▶ [Recorded information]:
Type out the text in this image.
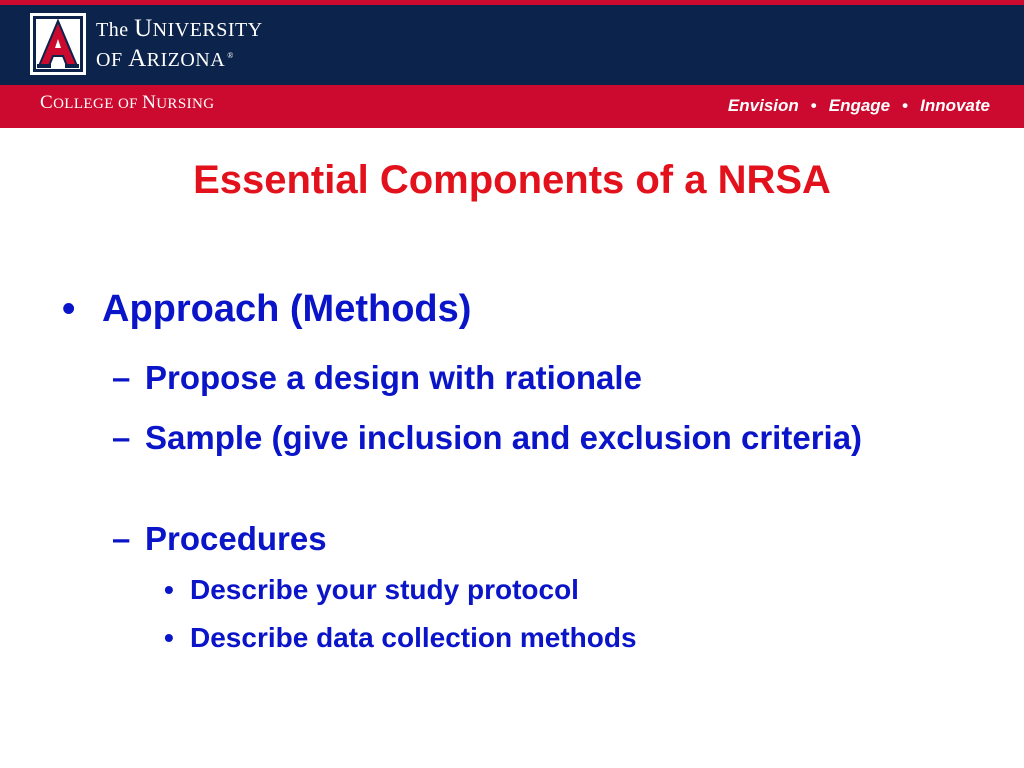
The UNIVERSITY
OF ARIZONA ®
COLLEGE OF NURSING	Envision • Engage • Innovate
Essential Components of a NRSA
• Approach (Methods)
– Propose a design with rationale
– Sample (give inclusion and exclusion criteria)
– Procedures
• Describe your study protocol
• Describe data collection methods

▶ [Directive]: Set down the complete material exactly, but do not include the images.

▶ [Answer below]:
Type out the text in this image.
The UNIVERSITY
OF ARIZONA ®
COLLEGE OF NURSING	Envision • Engage • Innovate
Essential Components of a NRSA
• Approach (Methods)
– Propose a design with rationale
– Sample (give inclusion and exclusion criteria)
– Procedures
• Describe your study protocol
• Describe data collection methods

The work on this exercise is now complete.